WHAT YOU NEED TO DO: Extract the listing below in full, unchanged.

**** ENTRIES SUPPLIED ****

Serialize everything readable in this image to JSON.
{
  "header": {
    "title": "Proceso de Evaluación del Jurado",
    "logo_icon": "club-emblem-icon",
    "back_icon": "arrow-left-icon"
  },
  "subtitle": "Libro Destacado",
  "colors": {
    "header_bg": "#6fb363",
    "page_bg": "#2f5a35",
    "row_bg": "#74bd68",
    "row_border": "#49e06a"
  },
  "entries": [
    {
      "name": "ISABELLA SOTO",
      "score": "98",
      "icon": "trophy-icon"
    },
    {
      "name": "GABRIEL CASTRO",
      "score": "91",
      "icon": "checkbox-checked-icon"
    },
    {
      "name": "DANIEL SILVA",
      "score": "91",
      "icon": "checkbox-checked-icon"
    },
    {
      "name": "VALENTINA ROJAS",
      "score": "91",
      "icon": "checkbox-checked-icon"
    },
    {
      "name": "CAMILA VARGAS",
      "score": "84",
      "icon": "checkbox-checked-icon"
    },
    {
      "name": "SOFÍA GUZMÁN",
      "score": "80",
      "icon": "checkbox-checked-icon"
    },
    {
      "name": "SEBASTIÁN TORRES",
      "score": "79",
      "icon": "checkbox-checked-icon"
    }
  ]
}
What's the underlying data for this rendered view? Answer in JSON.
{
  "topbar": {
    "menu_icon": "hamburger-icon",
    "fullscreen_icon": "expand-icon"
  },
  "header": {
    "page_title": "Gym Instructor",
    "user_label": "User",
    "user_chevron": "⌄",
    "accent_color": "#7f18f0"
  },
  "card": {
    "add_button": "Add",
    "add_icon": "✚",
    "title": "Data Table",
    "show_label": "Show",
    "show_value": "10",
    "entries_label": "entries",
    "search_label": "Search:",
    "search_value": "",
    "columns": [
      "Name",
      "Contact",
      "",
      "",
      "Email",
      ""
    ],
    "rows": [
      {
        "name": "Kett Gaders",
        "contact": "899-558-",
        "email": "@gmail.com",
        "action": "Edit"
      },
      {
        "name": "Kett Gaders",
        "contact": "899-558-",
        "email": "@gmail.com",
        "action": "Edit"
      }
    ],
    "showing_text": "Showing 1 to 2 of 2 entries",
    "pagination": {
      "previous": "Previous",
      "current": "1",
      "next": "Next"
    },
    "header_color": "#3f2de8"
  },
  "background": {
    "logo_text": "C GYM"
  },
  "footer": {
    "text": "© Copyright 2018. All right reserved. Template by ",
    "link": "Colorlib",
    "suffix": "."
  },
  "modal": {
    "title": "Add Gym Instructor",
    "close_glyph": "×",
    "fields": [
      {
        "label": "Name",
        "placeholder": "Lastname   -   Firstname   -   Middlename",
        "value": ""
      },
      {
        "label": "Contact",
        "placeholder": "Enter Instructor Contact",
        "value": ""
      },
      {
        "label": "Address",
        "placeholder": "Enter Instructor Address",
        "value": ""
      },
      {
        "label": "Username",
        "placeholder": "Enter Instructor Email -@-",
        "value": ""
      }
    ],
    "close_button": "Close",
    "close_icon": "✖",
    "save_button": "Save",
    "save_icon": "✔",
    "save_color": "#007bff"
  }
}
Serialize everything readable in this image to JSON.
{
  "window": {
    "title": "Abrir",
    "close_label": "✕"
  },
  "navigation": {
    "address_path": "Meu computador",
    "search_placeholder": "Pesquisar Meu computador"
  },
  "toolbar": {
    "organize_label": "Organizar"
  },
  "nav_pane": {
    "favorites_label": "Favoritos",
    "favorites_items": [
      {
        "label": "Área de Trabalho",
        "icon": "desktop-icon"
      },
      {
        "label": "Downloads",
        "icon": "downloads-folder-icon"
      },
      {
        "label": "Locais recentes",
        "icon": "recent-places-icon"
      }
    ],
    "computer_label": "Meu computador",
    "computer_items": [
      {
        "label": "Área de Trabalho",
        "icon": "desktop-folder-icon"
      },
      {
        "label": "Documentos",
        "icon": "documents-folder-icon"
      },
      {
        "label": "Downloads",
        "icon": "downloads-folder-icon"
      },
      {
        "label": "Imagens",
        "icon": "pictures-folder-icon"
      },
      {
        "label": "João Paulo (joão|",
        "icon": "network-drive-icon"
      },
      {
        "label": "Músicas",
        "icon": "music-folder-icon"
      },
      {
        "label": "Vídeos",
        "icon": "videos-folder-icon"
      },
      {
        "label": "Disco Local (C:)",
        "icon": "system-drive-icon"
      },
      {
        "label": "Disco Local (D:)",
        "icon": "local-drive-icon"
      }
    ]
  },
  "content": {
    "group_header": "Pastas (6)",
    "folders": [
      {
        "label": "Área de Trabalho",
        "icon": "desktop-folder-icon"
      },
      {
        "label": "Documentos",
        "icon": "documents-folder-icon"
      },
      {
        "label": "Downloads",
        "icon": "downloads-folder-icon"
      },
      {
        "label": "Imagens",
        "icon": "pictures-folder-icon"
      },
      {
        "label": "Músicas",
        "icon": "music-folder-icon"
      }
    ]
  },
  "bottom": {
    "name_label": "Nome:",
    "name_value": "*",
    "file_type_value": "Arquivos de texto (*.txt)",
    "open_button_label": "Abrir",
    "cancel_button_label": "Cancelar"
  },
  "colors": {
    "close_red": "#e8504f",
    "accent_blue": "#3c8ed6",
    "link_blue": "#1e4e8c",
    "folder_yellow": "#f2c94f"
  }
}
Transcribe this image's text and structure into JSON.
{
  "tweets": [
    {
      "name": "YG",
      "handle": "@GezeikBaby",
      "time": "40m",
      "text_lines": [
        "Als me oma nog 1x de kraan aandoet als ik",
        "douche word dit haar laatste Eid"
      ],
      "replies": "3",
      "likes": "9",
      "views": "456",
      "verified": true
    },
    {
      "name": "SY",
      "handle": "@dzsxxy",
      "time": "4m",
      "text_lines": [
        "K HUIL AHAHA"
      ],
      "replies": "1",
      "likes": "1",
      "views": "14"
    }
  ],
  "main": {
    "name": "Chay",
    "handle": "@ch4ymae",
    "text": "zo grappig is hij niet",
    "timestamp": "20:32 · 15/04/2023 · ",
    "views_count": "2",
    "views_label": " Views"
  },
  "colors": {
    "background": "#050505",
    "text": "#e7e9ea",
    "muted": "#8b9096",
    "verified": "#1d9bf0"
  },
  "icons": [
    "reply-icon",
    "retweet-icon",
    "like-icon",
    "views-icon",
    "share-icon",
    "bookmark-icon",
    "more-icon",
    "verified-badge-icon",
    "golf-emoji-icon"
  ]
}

****

TASK OUTPUT:
Serialize everything readable in this image to JSON.
{
  "header": {
    "title": "Proceso de Evaluación del Jurado",
    "logo_icon": "club-emblem-icon",
    "back_icon": "arrow-left-icon"
  },
  "subtitle": "Libro Destacado",
  "colors": {
    "header_bg": "#6fb363",
    "page_bg": "#2f5a35",
    "row_bg": "#74bd68",
    "row_border": "#49e06a"
  },
  "entries": [
    {
      "name": "ISABELLA SOTO",
      "score": "98",
      "icon": "trophy-icon"
    },
    {
      "name": "GABRIEL CASTRO",
      "score": "91",
      "icon": "checkbox-checked-icon"
    },
    {
      "name": "DANIEL SILVA",
      "score": "91",
      "icon": "checkbox-checked-icon"
    },
    {
      "name": "VALENTINA ROJAS",
      "score": "91",
      "icon": "checkbox-checked-icon"
    },
    {
      "name": "CAMILA VARGAS",
      "score": "84",
      "icon": "checkbox-checked-icon"
    },
    {
      "name": "SOFÍA GUZMÁN",
      "score": "80",
      "icon": "checkbox-checked-icon"
    },
    {
      "name": "SEBASTIÁN TORRES",
      "score": "79",
      "icon": "checkbox-checked-icon"
    }
  ]
}
What's the underlying data for this rendered view? Answer in JSON.
{
  "topbar": {
    "menu_icon": "hamburger-icon",
    "fullscreen_icon": "expand-icon"
  },
  "header": {
    "page_title": "Gym Instructor",
    "user_label": "User",
    "user_chevron": "⌄",
    "accent_color": "#7f18f0"
  },
  "card": {
    "add_button": "Add",
    "add_icon": "✚",
    "title": "Data Table",
    "show_label": "Show",
    "show_value": "10",
    "entries_label": "entries",
    "search_label": "Search:",
    "search_value": "",
    "columns": [
      "Name",
      "Contact",
      "",
      "",
      "Email",
      ""
    ],
    "rows": [
      {
        "name": "Kett Gaders",
        "contact": "899-558-",
        "email": "@gmail.com",
        "action": "Edit"
      },
      {
        "name": "Kett Gaders",
        "contact": "899-558-",
        "email": "@gmail.com",
        "action": "Edit"
      }
    ],
    "showing_text": "Showing 1 to 2 of 2 entries",
    "pagination": {
      "previous": "Previous",
      "current": "1",
      "next": "Next"
    },
    "header_color": "#3f2de8"
  },
  "background": {
    "logo_text": "C GYM"
  },
  "footer": {
    "text": "© Copyright 2018. All right reserved. Template by ",
    "link": "Colorlib",
    "suffix": "."
  },
  "modal": {
    "title": "Add Gym Instructor",
    "close_glyph": "×",
    "fields": [
      {
        "label": "Name",
        "placeholder": "Lastname   -   Firstname   -   Middlename",
        "value": ""
      },
      {
        "label": "Contact",
        "placeholder": "Enter Instructor Contact",
        "value": ""
      },
      {
        "label": "Address",
        "placeholder": "Enter Instructor Address",
        "value": ""
      },
      {
        "label": "Username",
        "placeholder": "Enter Instructor Email -@-",
        "value": ""
      }
    ],
    "close_button": "Close",
    "close_icon": "✖",
    "save_button": "Save",
    "save_icon": "✔",
    "save_color": "#007bff"
  }
}
Serialize everything readable in this image to JSON.
{
  "window": {
    "title": "Abrir",
    "close_label": "✕"
  },
  "navigation": {
    "address_path": "Meu computador",
    "search_placeholder": "Pesquisar Meu computador"
  },
  "toolbar": {
    "organize_label": "Organizar"
  },
  "nav_pane": {
    "favorites_label": "Favoritos",
    "favorites_items": [
      {
        "label": "Área de Trabalho",
        "icon": "desktop-icon"
      },
      {
        "label": "Downloads",
        "icon": "downloads-folder-icon"
      },
      {
        "label": "Locais recentes",
        "icon": "recent-places-icon"
      }
    ],
    "computer_label": "Meu computador",
    "computer_items": [
      {
        "label": "Área de Trabalho",
        "icon": "desktop-folder-icon"
      },
      {
        "label": "Documentos",
        "icon": "documents-folder-icon"
      },
      {
        "label": "Downloads",
        "icon": "downloads-folder-icon"
      },
      {
        "label": "Imagens",
        "icon": "pictures-folder-icon"
      },
      {
        "label": "João Paulo (joão|",
        "icon": "network-drive-icon"
      },
      {
        "label": "Músicas",
        "icon": "music-folder-icon"
      },
      {
        "label": "Vídeos",
        "icon": "videos-folder-icon"
      },
      {
        "label": "Disco Local (C:)",
        "icon": "system-drive-icon"
      },
      {
        "label": "Disco Local (D:)",
        "icon": "local-drive-icon"
      }
    ]
  },
  "content": {
    "group_header": "Pastas (6)",
    "folders": [
      {
        "label": "Área de Trabalho",
        "icon": "desktop-folder-icon"
      },
      {
        "label": "Documentos",
        "icon": "documents-folder-icon"
      },
      {
        "label": "Downloads",
        "icon": "downloads-folder-icon"
      },
      {
        "label": "Imagens",
        "icon": "pictures-folder-icon"
      },
      {
        "label": "Músicas",
        "icon": "music-folder-icon"
      }
    ]
  },
  "bottom": {
    "name_label": "Nome:",
    "name_value": "*",
    "file_type_value": "Arquivos de texto (*.txt)",
    "open_button_label": "Abrir",
    "cancel_button_label": "Cancelar"
  },
  "colors": {
    "close_red": "#e8504f",
    "accent_blue": "#3c8ed6",
    "link_blue": "#1e4e8c",
    "folder_yellow": "#f2c94f"
  }
}
Transcribe this image's text and structure into JSON.
{
  "tweets": [
    {
      "name": "YG",
      "handle": "@GezeikBaby",
      "time": "40m",
      "text_lines": [
        "Als me oma nog 1x de kraan aandoet als ik",
        "douche word dit haar laatste Eid"
      ],
      "replies": "3",
      "likes": "9",
      "views": "456",
      "verified": true
    },
    {
      "name": "SY",
      "handle": "@dzsxxy",
      "time": "4m",
      "text_lines": [
        "K HUIL AHAHA"
      ],
      "replies": "1",
      "likes": "1",
      "views": "14"
    }
  ],
  "main": {
    "name": "Chay",
    "handle": "@ch4ymae",
    "text": "zo grappig is hij niet",
    "timestamp": "20:32 · 15/04/2023 · ",
    "views_count": "2",
    "views_label": " Views"
  },
  "colors": {
    "background": "#050505",
    "text": "#e7e9ea",
    "muted": "#8b9096",
    "verified": "#1d9bf0"
  },
  "icons": [
    "reply-icon",
    "retweet-icon",
    "like-icon",
    "views-icon",
    "share-icon",
    "bookmark-icon",
    "more-icon",
    "verified-badge-icon",
    "golf-emoji-icon"
  ]
}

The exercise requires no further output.